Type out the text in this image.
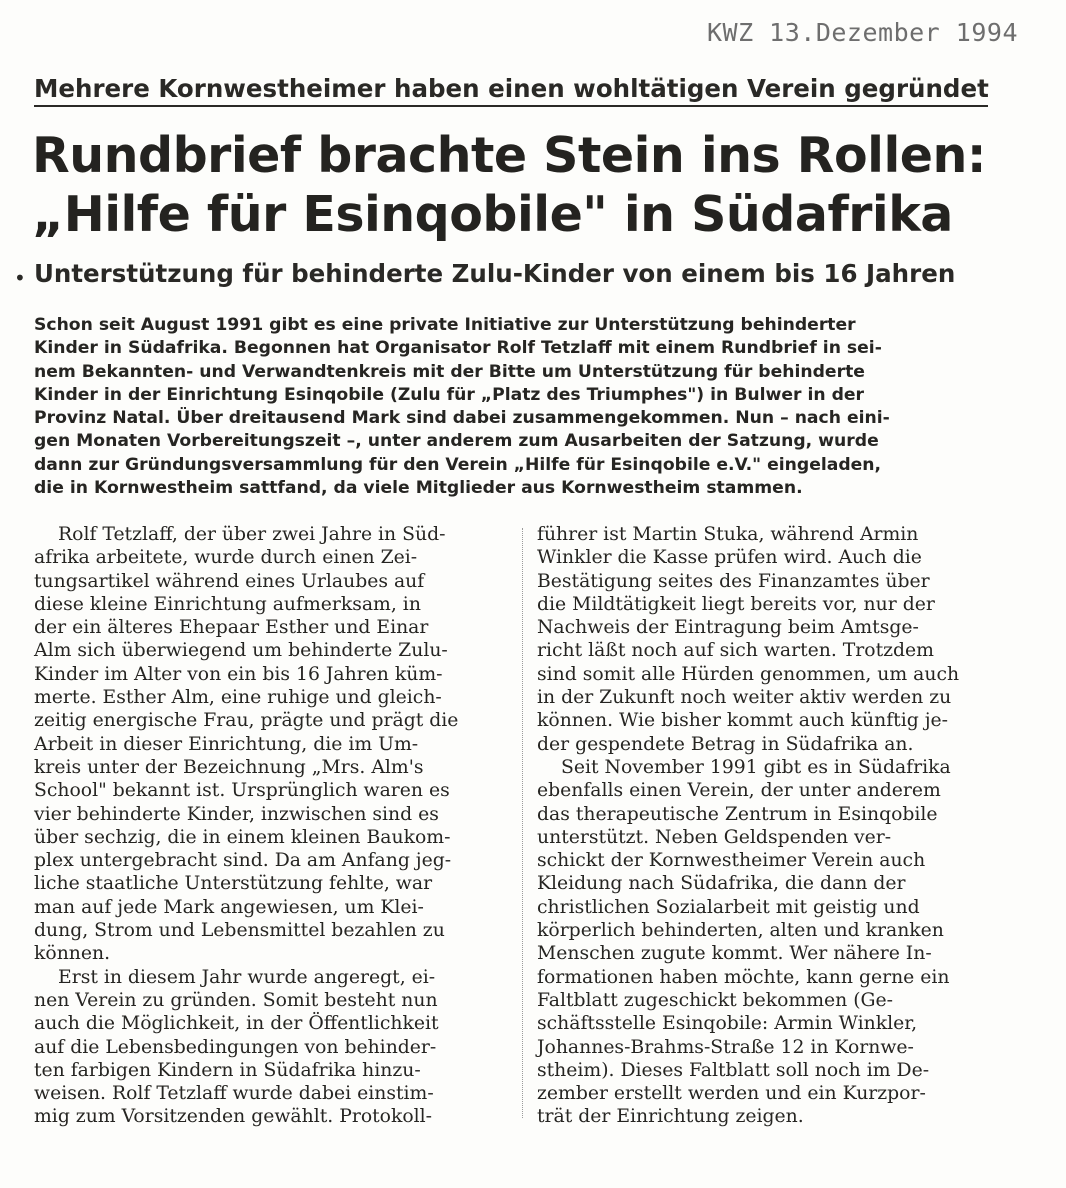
KWZ 13.Dezember 1994
Mehrere Kornwestheimer haben einen wohltätigen Verein gegründet
Rundbrief brachte Stein ins Rollen:
„Hilfe für Esinqobile" in Südafrika
• Unterstützung für behinderte Zulu-Kinder von einem bis 16 Jahren
Schon seit August 1991 gibt es eine private Initiative zur Unterstützung behinderter
Kinder in Südafrika. Begonnen hat Organisator Rolf Tetzlaff mit einem Rundbrief in sei-
nem Bekannten- und Verwandtenkreis mit der Bitte um Unterstützung für behinderte
Kinder in der Einrichtung Esinqobile (Zulu für „Platz des Triumphes") in Bulwer in der
Provinz Natal. Über dreitausend Mark sind dabei zusammengekommen. Nun – nach eini-
gen Monaten Vorbereitungszeit –, unter anderem zum Ausarbeiten der Satzung, wurde
dann zur Gründungsversammlung für den Verein „Hilfe für Esinqobile e.V." eingeladen,
die in Kornwestheim sattfand, da viele Mitglieder aus Kornwestheim stammen.
Rolf Tetzlaff, der über zwei Jahre in Süd-
afrika arbeitete, wurde durch einen Zei-
tungsartikel während eines Urlaubes auf
diese kleine Einrichtung aufmerksam, in
der ein älteres Ehepaar Esther und Einar
Alm sich überwiegend um behinderte Zulu-
Kinder im Alter von ein bis 16 Jahren küm-
merte. Esther Alm, eine ruhige und gleich-
zeitig energische Frau, prägte und prägt die
Arbeit in dieser Einrichtung, die im Um-
kreis unter der Bezeichnung „Mrs. Alm's
School" bekannt ist. Ursprünglich waren es
vier behinderte Kinder, inzwischen sind es
über sechzig, die in einem kleinen Baukom-
plex untergebracht sind. Da am Anfang jeg-
liche staatliche Unterstützung fehlte, war
man auf jede Mark angewiesen, um Klei-
dung, Strom und Lebensmittel bezahlen zu
können.
Erst in diesem Jahr wurde angeregt, ei-
nen Verein zu gründen. Somit besteht nun
auch die Möglichkeit, in der Öffentlichkeit
auf die Lebensbedingungen von behinder-
ten farbigen Kindern in Südafrika hinzu-
weisen. Rolf Tetzlaff wurde dabei einstim-
mig zum Vorsitzenden gewählt. Protokoll-
führer ist Martin Stuka, während Armin
Winkler die Kasse prüfen wird. Auch die
Bestätigung seites des Finanzamtes über
die Mildtätigkeit liegt bereits vor, nur der
Nachweis der Eintragung beim Amtsge-
richt läßt noch auf sich warten. Trotzdem
sind somit alle Hürden genommen, um auch
in der Zukunft noch weiter aktiv werden zu
können. Wie bisher kommt auch künftig je-
der gespendete Betrag in Südafrika an.
Seit November 1991 gibt es in Südafrika
ebenfalls einen Verein, der unter anderem
das therapeutische Zentrum in Esinqobile
unterstützt. Neben Geldspenden ver-
schickt der Kornwestheimer Verein auch
Kleidung nach Südafrika, die dann der
christlichen Sozialarbeit mit geistig und
körperlich behinderten, alten und kranken
Menschen zugute kommt. Wer nähere In-
formationen haben möchte, kann gerne ein
Faltblatt zugeschickt bekommen (Ge-
schäftsstelle Esinqobile: Armin Winkler,
Johannes-Brahms-Straße 12 in Kornwe-
stheim). Dieses Faltblatt soll noch im De-
zember erstellt werden und ein Kurzpor-
trät der Einrichtung zeigen.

◆ **Brief**
Show every line in the entries where the string "noch" occurs.

◆ **Solution to the problem**
richt läßt noch auf sich warten. Trotzdem
in der Zukunft noch weiter aktiv werden zu
stheim). Dieses Faltblatt soll noch im De-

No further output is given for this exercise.